== LISTED RECORDS

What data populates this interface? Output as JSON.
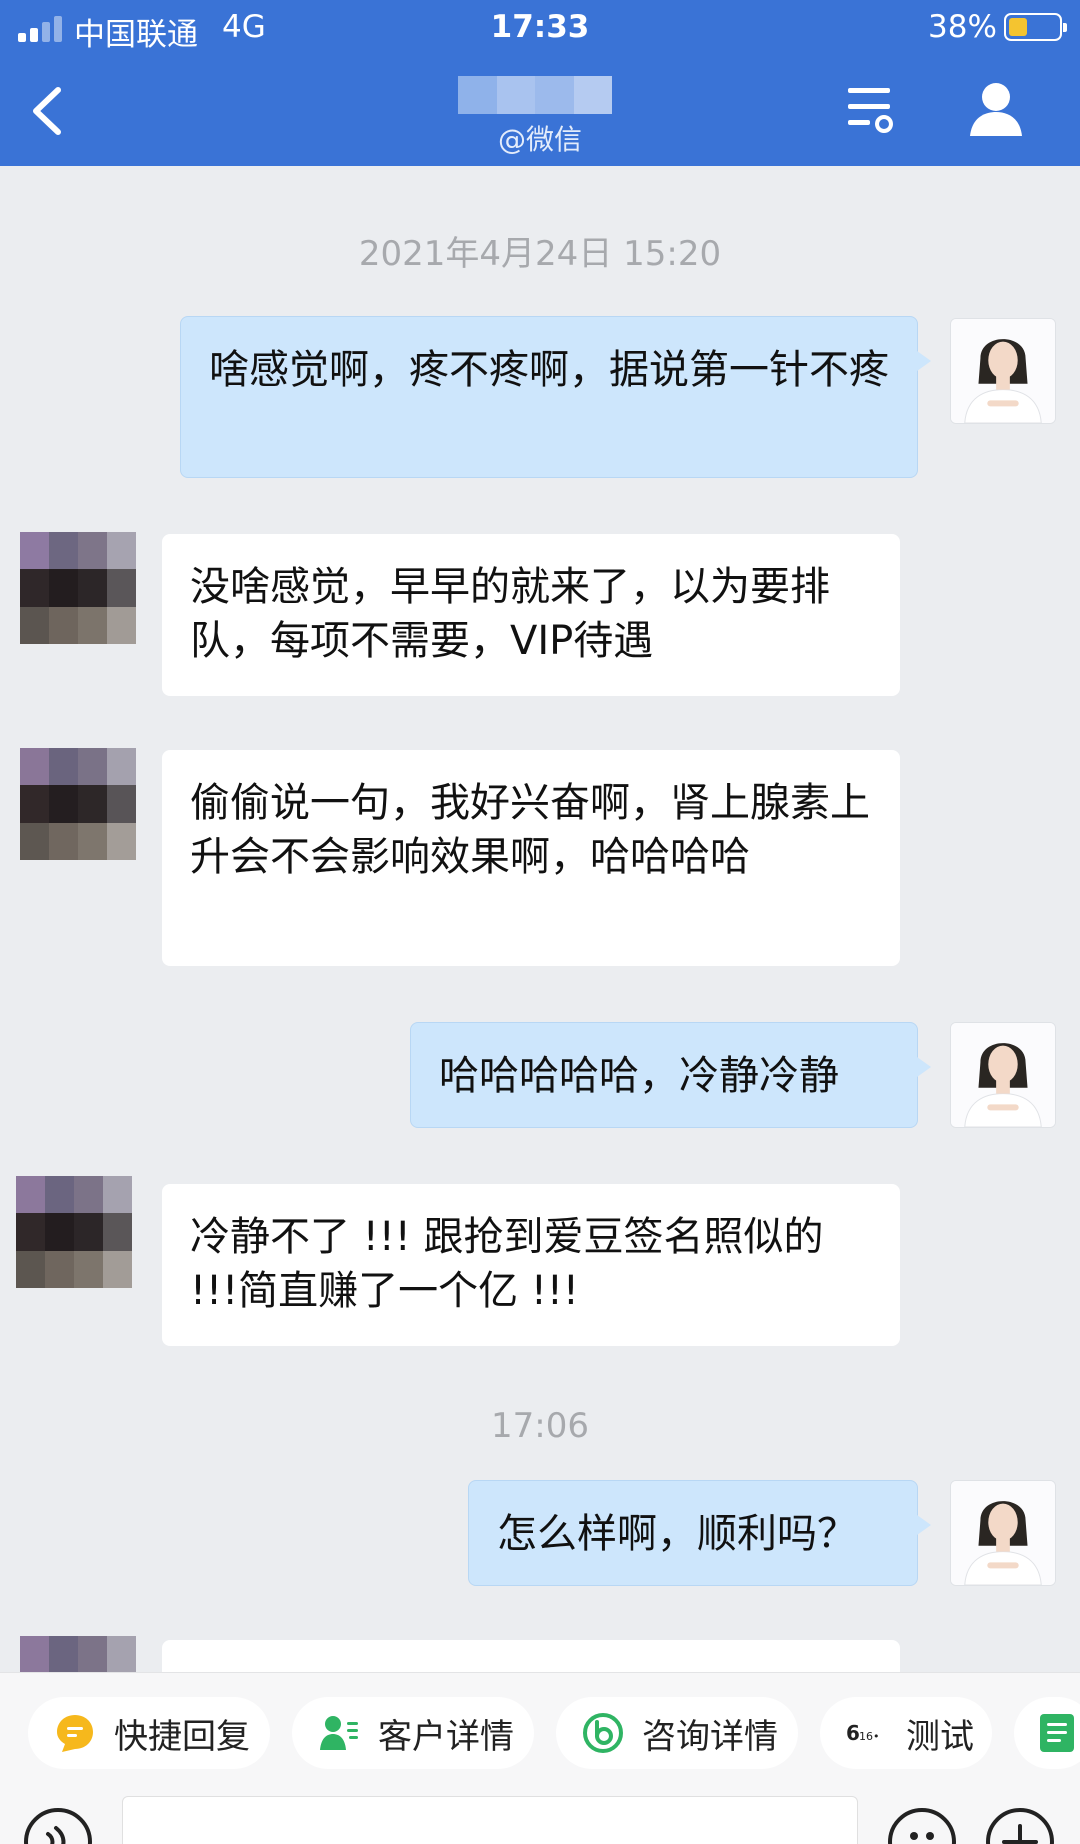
{
  "status_bar": {
    "carrier": "中国联通",
    "network": "4G",
    "time": "17:33",
    "battery_percent": "38%",
    "battery_level": 0.38
  },
  "nav": {
    "subtitle": "@微信"
  },
  "chat": {
    "timestamps": [
      "2021年4月24日 15:20",
      "17:06"
    ],
    "messages": [
      {
        "direction": "sent",
        "text": "啥感觉啊，疼不疼啊，据说第一针不疼"
      },
      {
        "direction": "received",
        "text": "没啥感觉，早早的就来了，以为要排队，每项不需要，VIP待遇"
      },
      {
        "direction": "received",
        "text": "偷偷说一句，我好兴奋啊，肾上腺素上升会不会影响效果啊，哈哈哈哈"
      },
      {
        "direction": "sent",
        "text": "哈哈哈哈哈，冷静冷静"
      },
      {
        "direction": "received",
        "text": "冷静不了 !!! 跟抢到爱豆签名照似的 !!!简直赚了一个亿 !!!"
      },
      {
        "direction": "sent",
        "text": "怎么样啊，顺利吗？"
      }
    ]
  },
  "quick_actions": [
    {
      "label": "快捷回复",
      "icon": "quick-reply-icon"
    },
    {
      "label": "客户详情",
      "icon": "customer-detail-icon"
    },
    {
      "label": "咨询详情",
      "icon": "consult-detail-icon"
    },
    {
      "label": "测试",
      "icon": "test-icon"
    },
    {
      "label": "",
      "icon": "note-icon"
    }
  ],
  "colors": {
    "header": "#3a73d6",
    "sent_bubble": "#cde6fc",
    "received_bubble": "#ffffff",
    "background": "#ebedf0",
    "quick_reply_icon": "#f6b81c",
    "green_icon": "#2fb463"
  }
}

====

Report all lines of the data that include the word "detail".

      "icon": "customer-detail-icon"
      "icon": "consult-detail-icon"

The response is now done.